• _Data_

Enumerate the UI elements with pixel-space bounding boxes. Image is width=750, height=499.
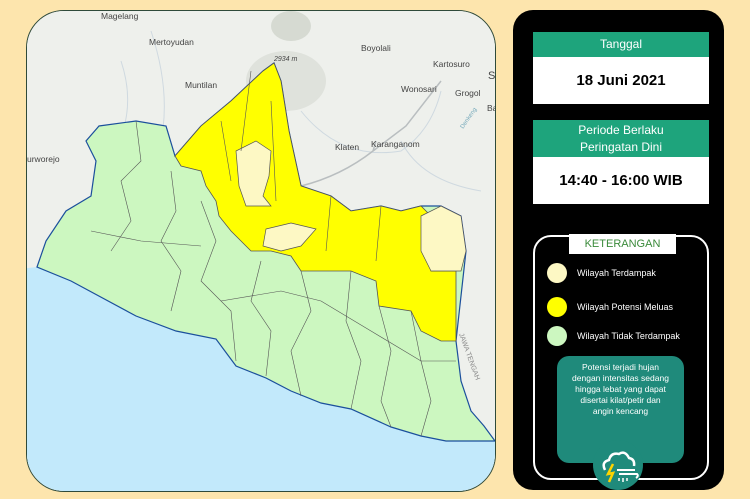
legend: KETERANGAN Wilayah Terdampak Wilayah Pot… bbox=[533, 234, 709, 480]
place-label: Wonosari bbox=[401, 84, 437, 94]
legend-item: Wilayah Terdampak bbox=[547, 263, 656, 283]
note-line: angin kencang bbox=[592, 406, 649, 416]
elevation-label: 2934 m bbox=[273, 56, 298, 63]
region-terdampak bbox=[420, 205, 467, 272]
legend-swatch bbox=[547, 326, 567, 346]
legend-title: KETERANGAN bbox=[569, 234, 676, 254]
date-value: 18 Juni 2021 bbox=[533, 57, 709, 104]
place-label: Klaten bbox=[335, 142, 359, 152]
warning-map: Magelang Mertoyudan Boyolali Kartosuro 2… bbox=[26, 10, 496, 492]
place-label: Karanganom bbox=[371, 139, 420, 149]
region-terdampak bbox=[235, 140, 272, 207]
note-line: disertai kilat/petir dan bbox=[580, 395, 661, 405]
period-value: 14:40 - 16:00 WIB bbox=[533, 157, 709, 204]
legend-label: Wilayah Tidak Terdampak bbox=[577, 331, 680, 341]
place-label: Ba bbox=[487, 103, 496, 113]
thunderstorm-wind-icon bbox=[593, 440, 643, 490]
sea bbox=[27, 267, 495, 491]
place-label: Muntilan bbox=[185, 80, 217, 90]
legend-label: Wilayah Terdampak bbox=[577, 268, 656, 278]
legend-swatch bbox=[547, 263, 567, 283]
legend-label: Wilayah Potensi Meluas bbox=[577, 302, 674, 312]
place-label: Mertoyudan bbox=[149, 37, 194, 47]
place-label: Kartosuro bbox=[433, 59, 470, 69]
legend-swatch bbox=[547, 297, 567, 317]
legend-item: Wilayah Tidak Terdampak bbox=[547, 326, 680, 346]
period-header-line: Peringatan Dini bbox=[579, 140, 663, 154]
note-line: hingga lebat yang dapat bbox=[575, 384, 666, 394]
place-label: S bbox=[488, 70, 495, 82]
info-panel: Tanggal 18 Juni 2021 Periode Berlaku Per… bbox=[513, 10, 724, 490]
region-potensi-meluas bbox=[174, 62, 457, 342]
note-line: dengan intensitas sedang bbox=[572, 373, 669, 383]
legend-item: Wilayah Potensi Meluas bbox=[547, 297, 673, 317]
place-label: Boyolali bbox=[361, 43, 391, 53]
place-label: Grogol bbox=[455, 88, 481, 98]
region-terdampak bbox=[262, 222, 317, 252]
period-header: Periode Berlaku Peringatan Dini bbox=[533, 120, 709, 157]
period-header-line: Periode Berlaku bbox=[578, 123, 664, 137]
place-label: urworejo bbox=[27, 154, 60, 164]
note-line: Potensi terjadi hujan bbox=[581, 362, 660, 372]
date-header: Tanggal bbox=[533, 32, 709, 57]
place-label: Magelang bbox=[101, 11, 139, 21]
---
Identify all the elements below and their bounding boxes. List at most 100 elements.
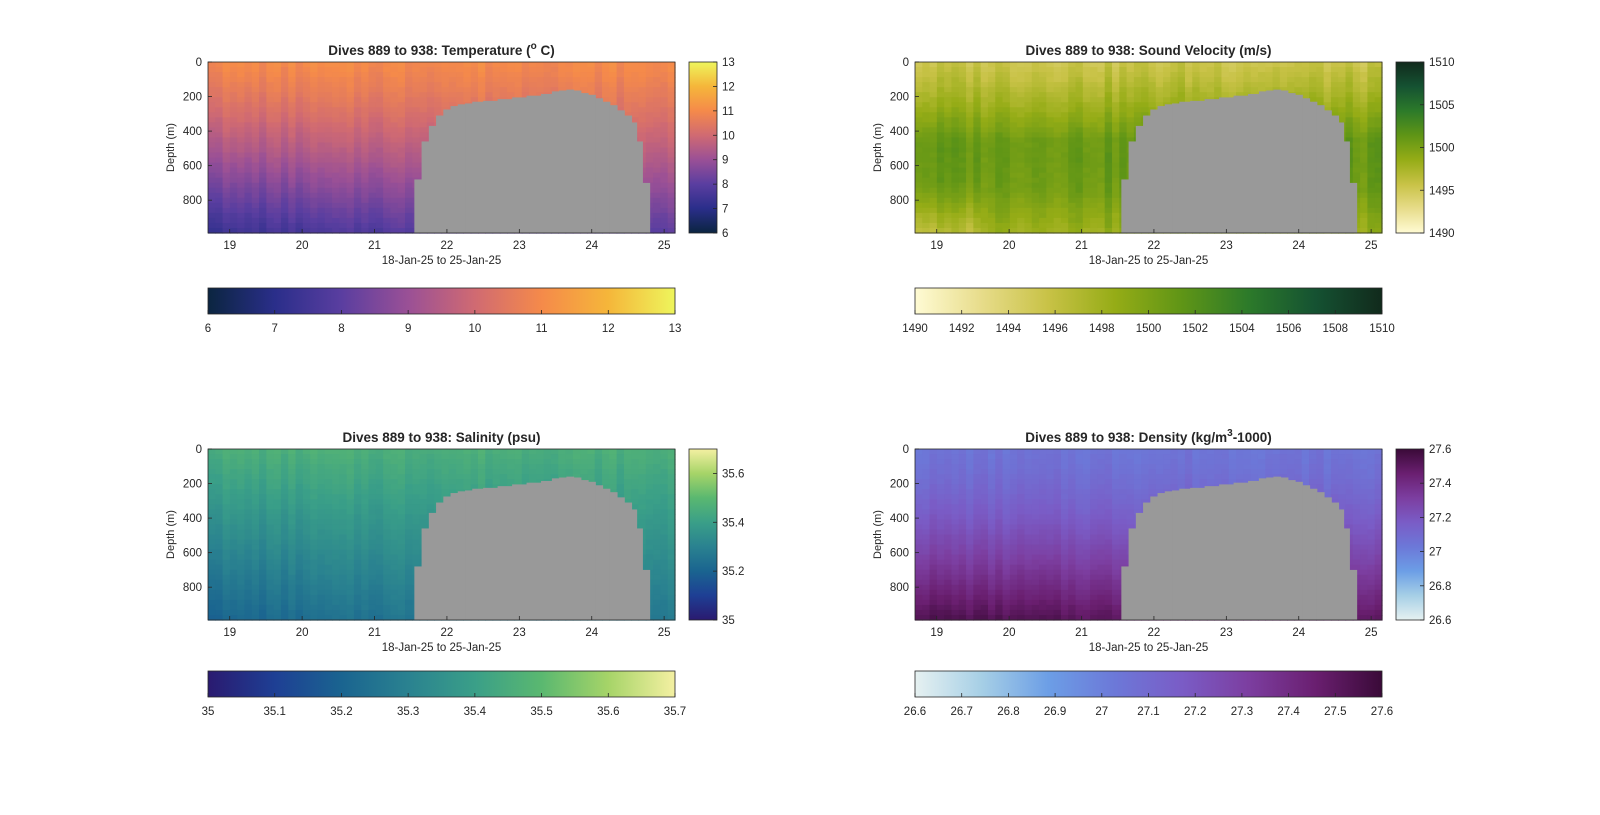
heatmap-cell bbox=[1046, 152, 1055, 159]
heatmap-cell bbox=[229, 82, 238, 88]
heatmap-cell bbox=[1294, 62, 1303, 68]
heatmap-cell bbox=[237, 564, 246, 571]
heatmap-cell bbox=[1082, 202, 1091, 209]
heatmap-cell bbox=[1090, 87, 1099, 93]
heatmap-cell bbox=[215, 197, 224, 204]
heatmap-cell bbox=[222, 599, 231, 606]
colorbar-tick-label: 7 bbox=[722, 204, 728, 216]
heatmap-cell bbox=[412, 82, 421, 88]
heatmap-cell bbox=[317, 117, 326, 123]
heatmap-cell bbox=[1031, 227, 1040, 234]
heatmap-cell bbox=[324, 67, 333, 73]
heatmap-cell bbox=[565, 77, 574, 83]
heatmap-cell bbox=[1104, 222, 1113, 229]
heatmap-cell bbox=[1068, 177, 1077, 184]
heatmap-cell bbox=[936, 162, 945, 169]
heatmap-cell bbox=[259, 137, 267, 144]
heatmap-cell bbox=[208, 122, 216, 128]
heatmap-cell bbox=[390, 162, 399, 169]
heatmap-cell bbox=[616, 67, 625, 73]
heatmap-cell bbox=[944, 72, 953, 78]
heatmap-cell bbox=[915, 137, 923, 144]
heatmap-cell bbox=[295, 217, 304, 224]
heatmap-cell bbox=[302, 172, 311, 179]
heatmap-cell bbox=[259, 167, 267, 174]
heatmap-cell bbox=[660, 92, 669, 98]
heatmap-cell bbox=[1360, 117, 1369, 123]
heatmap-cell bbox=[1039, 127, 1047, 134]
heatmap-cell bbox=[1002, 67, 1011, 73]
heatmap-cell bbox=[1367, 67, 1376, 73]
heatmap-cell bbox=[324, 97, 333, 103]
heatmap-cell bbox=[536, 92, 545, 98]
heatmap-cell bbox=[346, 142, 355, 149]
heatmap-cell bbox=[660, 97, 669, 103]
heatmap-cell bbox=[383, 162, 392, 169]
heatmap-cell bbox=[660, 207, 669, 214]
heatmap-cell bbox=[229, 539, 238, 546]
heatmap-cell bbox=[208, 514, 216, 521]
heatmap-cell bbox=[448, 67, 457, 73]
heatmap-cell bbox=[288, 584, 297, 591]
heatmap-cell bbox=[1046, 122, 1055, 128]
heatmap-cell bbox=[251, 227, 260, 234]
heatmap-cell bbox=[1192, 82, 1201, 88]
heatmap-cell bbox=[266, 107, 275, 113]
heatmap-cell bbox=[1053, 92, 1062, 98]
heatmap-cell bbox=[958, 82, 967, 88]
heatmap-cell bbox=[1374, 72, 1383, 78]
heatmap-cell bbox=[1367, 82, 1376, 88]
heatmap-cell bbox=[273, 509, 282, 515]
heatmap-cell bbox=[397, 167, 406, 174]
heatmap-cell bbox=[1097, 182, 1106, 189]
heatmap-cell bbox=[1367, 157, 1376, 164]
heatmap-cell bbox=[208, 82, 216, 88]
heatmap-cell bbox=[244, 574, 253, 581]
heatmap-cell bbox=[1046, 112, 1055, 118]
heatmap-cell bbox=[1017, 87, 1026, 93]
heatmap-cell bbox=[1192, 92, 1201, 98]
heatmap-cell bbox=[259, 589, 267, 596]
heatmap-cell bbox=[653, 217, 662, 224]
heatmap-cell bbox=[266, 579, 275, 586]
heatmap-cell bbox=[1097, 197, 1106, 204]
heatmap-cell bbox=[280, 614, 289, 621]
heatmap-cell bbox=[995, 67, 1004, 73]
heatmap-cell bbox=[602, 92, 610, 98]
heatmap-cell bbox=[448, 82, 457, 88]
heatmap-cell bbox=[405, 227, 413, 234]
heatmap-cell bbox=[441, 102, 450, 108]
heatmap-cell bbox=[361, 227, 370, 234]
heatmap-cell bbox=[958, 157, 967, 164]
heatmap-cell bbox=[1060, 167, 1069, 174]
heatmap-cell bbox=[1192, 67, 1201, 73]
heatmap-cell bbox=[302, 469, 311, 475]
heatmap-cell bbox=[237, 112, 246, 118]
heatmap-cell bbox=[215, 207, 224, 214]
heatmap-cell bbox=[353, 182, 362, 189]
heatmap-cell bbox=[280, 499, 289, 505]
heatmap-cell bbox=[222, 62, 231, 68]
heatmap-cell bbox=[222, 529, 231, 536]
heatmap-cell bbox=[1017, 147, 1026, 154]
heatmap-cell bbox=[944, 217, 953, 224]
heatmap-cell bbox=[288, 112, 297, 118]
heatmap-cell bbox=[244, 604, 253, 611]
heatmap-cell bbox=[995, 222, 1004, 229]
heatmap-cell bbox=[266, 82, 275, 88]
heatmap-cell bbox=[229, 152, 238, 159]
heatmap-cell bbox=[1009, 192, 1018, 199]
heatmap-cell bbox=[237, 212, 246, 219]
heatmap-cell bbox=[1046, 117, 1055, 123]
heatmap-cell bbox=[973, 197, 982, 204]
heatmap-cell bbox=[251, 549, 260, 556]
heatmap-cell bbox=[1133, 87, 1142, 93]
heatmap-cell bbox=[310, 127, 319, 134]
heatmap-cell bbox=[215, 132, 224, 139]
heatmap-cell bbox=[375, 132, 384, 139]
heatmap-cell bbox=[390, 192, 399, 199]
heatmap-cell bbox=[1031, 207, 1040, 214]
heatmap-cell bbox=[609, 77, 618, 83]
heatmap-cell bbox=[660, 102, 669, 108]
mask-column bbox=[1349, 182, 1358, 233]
--
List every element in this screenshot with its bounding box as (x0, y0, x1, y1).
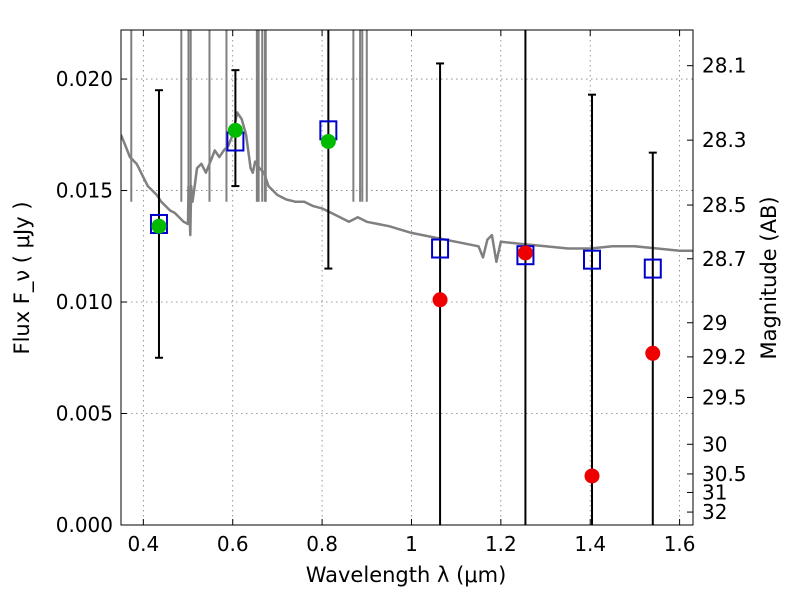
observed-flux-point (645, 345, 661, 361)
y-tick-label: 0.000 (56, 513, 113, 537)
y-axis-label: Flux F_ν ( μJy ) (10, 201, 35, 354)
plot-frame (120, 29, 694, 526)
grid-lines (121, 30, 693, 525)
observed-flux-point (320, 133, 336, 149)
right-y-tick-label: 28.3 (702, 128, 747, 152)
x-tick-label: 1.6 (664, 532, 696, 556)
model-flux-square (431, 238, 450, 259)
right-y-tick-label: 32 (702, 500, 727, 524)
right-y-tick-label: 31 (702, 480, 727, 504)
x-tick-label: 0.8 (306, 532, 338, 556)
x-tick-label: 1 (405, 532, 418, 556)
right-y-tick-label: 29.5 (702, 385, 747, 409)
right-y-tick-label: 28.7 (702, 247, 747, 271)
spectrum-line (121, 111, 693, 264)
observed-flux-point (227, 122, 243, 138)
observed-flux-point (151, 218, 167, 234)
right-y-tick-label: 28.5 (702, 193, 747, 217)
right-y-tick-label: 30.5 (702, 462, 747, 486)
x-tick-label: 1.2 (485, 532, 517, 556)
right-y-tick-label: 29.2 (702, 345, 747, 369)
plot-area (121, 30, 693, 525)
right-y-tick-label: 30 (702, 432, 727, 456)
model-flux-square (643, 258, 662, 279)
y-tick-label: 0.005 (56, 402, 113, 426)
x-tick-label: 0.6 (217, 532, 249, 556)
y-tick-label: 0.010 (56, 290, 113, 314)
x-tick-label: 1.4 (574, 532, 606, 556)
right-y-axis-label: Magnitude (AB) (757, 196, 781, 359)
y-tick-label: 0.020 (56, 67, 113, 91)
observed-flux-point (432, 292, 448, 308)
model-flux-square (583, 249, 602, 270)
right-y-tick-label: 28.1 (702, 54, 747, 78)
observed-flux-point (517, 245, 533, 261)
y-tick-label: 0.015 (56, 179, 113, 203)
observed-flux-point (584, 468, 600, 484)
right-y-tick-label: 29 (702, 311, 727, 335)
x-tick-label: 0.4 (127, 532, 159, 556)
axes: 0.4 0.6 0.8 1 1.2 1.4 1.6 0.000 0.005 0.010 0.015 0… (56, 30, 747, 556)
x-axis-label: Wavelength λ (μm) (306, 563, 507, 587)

• _What you will do_
Please print the rows from the one containing "legend: KETERANGAN Wilayah" through the one containing "period-header: Periode Berlaku", both included, with no changes.

• _Answer to this problem_
legend: KETERANGAN Wilayah Terdampak Wilayah Pot… bbox=[533, 234, 709, 480]
place-label: Wonosari bbox=[401, 84, 437, 94]
legend-item: Wilayah Terdampak bbox=[547, 263, 656, 283]
note-line: angin kencang bbox=[592, 406, 649, 416]
elevation-label: 2934 m bbox=[273, 56, 298, 63]
region-terdampak bbox=[420, 205, 467, 272]
legend-swatch bbox=[547, 326, 567, 346]
legend-title: KETERANGAN bbox=[569, 234, 676, 254]
date-value: 18 Juni 2021 bbox=[533, 57, 709, 104]
place-label: Klaten bbox=[335, 142, 359, 152]
warning-map: Magelang Mertoyudan Boyolali Kartosuro 2… bbox=[26, 10, 496, 492]
place-label: Karanganom bbox=[371, 139, 420, 149]
region-terdampak bbox=[235, 140, 272, 207]
note-line: disertai kilat/petir dan bbox=[580, 395, 661, 405]
period-value: 14:40 - 16:00 WIB bbox=[533, 157, 709, 204]
legend-label: Wilayah Tidak Terdampak bbox=[577, 331, 680, 341]
place-label: Ba bbox=[487, 103, 496, 113]
thunderstorm-wind-icon bbox=[593, 440, 643, 490]
sea bbox=[27, 267, 495, 491]
place-label: Muntilan bbox=[185, 80, 217, 90]
legend-label: Wilayah Terdampak bbox=[577, 268, 656, 278]
legend-swatch bbox=[547, 263, 567, 283]
legend-label: Wilayah Potensi Meluas bbox=[577, 302, 674, 312]
place-label: Mertoyudan bbox=[149, 37, 194, 47]
place-label: Kartosuro bbox=[433, 59, 470, 69]
legend-swatch bbox=[547, 297, 567, 317]
legend-item: Wilayah Tidak Terdampak bbox=[547, 326, 680, 346]
period-header-line: Peringatan Dini bbox=[579, 140, 663, 154]
note-line: hingga lebat yang dapat bbox=[575, 384, 666, 394]
place-label: S bbox=[488, 70, 495, 82]
info-panel: Tanggal 18 Juni 2021 Periode Berlaku Per… bbox=[513, 10, 724, 490]
region-potensi-meluas bbox=[174, 62, 457, 342]
note-line: dengan intensitas sedang bbox=[572, 373, 669, 383]
legend-item: Wilayah Potensi Meluas bbox=[547, 297, 673, 317]
place-label: Boyolali bbox=[361, 43, 391, 53]
place-label: Grogol bbox=[455, 88, 481, 98]
region-terdampak bbox=[262, 222, 317, 252]
period-header: Periode Berlaku Peringatan Dini bbox=[533, 120, 709, 157]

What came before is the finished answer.